## TASK TO COMPLETE
From the listing below, select every line where the word "把多项式" appears.

## RECORDS FOR THIS TASK
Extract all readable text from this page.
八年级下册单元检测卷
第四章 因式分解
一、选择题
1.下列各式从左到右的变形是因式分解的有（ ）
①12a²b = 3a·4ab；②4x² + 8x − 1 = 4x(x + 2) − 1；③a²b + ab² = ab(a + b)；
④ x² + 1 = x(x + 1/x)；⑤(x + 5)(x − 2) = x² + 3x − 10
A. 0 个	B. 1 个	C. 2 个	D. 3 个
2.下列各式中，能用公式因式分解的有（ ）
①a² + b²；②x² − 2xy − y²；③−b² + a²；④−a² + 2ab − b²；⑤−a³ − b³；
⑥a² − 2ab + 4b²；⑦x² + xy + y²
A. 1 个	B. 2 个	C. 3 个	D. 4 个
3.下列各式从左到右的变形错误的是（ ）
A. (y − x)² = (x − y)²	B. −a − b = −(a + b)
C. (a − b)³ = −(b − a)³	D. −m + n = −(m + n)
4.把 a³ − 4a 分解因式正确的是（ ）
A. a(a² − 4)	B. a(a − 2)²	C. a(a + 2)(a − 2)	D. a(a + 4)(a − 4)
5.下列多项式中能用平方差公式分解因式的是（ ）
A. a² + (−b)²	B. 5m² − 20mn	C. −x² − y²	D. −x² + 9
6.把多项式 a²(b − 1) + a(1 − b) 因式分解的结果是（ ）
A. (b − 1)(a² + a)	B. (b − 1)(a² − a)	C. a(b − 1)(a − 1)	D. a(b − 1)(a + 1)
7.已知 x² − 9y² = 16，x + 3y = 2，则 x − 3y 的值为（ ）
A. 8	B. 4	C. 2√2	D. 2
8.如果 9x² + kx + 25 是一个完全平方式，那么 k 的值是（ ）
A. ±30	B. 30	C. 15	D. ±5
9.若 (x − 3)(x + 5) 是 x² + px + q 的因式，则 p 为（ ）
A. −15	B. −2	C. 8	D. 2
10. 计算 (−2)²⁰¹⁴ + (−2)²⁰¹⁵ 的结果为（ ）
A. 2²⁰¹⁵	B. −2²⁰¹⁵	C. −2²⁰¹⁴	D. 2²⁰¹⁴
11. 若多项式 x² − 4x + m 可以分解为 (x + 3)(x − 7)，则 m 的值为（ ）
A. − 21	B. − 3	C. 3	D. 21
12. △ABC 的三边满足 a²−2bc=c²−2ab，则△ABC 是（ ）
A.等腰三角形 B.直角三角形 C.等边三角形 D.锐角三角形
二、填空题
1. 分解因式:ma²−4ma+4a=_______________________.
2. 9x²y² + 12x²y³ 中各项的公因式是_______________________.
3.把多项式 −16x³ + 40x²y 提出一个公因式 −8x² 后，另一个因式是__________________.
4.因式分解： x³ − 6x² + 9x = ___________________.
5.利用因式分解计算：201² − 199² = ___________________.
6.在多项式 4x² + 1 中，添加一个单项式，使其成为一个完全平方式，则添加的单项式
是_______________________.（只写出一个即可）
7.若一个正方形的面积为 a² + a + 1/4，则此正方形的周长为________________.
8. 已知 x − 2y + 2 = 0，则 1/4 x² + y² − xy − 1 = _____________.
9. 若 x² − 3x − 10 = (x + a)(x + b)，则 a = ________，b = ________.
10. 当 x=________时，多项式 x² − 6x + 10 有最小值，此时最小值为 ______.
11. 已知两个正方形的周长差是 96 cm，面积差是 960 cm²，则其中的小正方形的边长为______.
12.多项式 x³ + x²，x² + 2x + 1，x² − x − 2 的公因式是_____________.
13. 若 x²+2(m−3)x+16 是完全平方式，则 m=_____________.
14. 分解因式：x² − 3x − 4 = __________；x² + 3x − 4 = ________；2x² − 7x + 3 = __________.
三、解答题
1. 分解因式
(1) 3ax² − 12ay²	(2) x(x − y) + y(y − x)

## EXERCISE ANSWER
6.把多项式 a²(b − 1) + a(1 − b) 因式分解的结果是（ ）
3.把多项式 −16x³ + 40x²y 提出一个公因式 −8x² 后，另一个因式是__________________.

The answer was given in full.